-- START INPUT --

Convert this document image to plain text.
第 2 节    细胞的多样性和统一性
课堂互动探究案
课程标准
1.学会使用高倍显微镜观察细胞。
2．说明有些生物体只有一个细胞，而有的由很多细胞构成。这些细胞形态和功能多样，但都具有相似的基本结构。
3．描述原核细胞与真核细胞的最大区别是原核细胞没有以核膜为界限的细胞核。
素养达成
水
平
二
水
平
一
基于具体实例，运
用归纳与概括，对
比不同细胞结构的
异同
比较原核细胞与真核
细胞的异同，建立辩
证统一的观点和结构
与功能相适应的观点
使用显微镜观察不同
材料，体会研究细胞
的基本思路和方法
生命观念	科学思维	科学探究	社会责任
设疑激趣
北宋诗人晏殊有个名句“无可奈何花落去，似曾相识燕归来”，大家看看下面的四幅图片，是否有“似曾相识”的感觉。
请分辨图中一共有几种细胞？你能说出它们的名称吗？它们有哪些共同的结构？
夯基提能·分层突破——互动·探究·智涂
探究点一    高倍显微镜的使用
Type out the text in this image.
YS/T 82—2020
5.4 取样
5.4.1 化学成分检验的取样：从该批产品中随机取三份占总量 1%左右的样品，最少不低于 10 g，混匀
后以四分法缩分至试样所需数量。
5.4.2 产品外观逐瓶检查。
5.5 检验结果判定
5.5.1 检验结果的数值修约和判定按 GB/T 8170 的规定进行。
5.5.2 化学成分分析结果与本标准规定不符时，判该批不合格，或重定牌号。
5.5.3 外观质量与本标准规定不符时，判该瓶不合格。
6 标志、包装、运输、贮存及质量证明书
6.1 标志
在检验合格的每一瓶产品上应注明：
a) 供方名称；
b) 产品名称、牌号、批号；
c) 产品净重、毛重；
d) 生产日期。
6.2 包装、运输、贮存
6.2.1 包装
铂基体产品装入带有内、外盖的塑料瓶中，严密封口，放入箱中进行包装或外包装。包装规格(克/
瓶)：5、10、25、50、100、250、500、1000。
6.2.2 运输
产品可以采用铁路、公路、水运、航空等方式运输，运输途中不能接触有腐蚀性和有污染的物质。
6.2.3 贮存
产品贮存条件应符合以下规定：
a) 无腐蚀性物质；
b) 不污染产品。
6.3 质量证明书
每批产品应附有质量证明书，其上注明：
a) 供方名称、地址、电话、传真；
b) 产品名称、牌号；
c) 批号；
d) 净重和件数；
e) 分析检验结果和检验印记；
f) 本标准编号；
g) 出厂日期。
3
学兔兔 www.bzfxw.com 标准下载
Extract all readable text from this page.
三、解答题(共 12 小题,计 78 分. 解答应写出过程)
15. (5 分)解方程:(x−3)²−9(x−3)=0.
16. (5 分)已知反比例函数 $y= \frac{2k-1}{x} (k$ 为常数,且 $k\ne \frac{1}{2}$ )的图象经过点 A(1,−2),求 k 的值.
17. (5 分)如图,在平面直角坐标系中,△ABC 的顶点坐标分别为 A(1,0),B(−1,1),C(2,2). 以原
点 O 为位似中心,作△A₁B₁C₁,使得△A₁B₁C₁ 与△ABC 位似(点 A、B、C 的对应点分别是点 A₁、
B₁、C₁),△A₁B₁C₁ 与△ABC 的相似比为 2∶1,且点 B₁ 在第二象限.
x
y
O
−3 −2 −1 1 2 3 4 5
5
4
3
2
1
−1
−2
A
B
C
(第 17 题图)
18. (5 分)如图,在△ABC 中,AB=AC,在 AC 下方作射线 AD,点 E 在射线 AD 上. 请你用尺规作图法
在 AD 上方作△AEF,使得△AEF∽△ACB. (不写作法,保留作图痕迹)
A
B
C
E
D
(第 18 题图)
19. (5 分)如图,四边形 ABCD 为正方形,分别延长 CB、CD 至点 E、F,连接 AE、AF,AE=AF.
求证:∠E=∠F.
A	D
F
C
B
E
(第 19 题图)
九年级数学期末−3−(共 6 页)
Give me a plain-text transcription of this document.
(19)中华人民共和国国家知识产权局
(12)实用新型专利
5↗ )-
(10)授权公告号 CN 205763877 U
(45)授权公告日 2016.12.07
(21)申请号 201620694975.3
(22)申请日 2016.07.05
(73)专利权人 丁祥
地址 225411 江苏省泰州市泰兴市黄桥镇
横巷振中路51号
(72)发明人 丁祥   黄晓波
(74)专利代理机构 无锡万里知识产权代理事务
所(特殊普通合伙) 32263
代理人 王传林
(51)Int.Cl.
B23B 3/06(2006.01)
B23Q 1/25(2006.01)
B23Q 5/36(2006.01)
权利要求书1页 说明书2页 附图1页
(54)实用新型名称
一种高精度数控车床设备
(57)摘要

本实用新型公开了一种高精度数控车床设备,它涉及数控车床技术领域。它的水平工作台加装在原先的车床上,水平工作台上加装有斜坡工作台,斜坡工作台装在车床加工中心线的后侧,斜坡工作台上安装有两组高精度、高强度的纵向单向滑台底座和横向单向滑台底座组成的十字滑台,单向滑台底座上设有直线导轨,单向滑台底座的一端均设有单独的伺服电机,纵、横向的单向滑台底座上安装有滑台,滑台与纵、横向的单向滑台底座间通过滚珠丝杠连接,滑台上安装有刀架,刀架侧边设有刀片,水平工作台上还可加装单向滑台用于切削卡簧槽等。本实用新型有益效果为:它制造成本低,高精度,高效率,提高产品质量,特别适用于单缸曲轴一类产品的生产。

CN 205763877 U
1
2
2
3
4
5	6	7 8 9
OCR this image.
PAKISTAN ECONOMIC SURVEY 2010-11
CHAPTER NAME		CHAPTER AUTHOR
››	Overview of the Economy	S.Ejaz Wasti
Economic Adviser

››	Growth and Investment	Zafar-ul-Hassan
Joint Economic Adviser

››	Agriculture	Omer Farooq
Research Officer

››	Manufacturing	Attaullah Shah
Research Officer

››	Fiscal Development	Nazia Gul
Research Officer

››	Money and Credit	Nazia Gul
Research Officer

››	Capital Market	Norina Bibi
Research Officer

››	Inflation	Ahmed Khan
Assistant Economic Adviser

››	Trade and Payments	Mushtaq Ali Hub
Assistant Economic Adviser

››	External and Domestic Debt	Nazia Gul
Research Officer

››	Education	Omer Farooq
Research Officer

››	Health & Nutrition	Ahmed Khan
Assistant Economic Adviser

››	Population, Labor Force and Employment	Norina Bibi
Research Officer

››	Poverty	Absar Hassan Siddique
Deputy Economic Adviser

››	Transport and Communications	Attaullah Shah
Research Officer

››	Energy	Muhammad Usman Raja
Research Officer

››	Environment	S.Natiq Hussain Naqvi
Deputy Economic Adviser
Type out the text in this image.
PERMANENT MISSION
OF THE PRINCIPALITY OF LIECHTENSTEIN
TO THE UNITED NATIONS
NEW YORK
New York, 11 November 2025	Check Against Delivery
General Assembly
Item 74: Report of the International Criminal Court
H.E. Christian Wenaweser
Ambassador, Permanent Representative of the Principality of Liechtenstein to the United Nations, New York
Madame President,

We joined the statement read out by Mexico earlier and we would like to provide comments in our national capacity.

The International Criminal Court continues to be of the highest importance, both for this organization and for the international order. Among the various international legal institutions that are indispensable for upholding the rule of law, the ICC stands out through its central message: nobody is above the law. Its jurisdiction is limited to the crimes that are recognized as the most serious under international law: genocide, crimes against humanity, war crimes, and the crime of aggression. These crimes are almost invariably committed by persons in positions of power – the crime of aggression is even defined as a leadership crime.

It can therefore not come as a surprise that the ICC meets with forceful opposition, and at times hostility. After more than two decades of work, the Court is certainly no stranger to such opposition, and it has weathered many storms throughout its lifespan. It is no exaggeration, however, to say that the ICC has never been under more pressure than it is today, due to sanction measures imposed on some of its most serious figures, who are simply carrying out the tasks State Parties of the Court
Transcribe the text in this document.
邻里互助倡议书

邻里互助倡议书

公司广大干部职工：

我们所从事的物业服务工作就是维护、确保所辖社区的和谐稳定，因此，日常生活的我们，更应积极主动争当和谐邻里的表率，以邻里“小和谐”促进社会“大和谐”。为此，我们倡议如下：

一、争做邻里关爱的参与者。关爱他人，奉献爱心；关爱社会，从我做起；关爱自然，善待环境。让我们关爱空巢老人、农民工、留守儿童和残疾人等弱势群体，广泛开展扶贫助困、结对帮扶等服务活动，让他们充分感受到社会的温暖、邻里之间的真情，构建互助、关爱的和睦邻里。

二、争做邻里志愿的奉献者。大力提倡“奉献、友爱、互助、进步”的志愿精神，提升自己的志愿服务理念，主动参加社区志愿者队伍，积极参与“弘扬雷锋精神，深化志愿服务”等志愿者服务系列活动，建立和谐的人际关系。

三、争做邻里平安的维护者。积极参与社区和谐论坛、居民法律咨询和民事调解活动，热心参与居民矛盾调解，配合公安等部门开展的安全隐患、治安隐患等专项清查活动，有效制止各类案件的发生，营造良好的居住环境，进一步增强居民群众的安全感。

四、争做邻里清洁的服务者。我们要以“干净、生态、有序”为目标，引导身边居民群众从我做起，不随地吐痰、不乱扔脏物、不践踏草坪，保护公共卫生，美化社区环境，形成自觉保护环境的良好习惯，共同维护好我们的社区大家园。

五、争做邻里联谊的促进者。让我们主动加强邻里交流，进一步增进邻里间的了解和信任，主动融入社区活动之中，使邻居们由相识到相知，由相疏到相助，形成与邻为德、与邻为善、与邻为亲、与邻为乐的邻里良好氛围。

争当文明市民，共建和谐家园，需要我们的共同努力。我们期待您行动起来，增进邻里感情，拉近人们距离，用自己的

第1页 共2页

-- END INPUT --

→ **EXERCISE INSTRUCTIONS**: Set down, word for word, every line from the line that holds "Transcribe the text in this document." to the end of the entries above, including both ends.

→ **FULL OUTPUT**:
Transcribe the text in this document.
邻里互助倡议书

邻里互助倡议书

公司广大干部职工：

我们所从事的物业服务工作就是维护、确保所辖社区的和谐稳定，因此，日常生活的我们，更应积极主动争当和谐邻里的表率，以邻里“小和谐”促进社会“大和谐”。为此，我们倡议如下：

一、争做邻里关爱的参与者。关爱他人，奉献爱心；关爱社会，从我做起；关爱自然，善待环境。让我们关爱空巢老人、农民工、留守儿童和残疾人等弱势群体，广泛开展扶贫助困、结对帮扶等服务活动，让他们充分感受到社会的温暖、邻里之间的真情，构建互助、关爱的和睦邻里。

二、争做邻里志愿的奉献者。大力提倡“奉献、友爱、互助、进步”的志愿精神，提升自己的志愿服务理念，主动参加社区志愿者队伍，积极参与“弘扬雷锋精神，深化志愿服务”等志愿者服务系列活动，建立和谐的人际关系。

三、争做邻里平安的维护者。积极参与社区和谐论坛、居民法律咨询和民事调解活动，热心参与居民矛盾调解，配合公安等部门开展的安全隐患、治安隐患等专项清查活动，有效制止各类案件的发生，营造良好的居住环境，进一步增强居民群众的安全感。

四、争做邻里清洁的服务者。我们要以“干净、生态、有序”为目标，引导身边居民群众从我做起，不随地吐痰、不乱扔脏物、不践踏草坪，保护公共卫生，美化社区环境，形成自觉保护环境的良好习惯，共同维护好我们的社区大家园。

五、争做邻里联谊的促进者。让我们主动加强邻里交流，进一步增进邻里间的了解和信任，主动融入社区活动之中，使邻居们由相识到相知，由相疏到相助，形成与邻为德、与邻为善、与邻为亲、与邻为乐的邻里良好氛围。

争当文明市民，共建和谐家园，需要我们的共同努力。我们期待您行动起来，增进邻里感情，拉近人们距离，用自己的

第1页 共2页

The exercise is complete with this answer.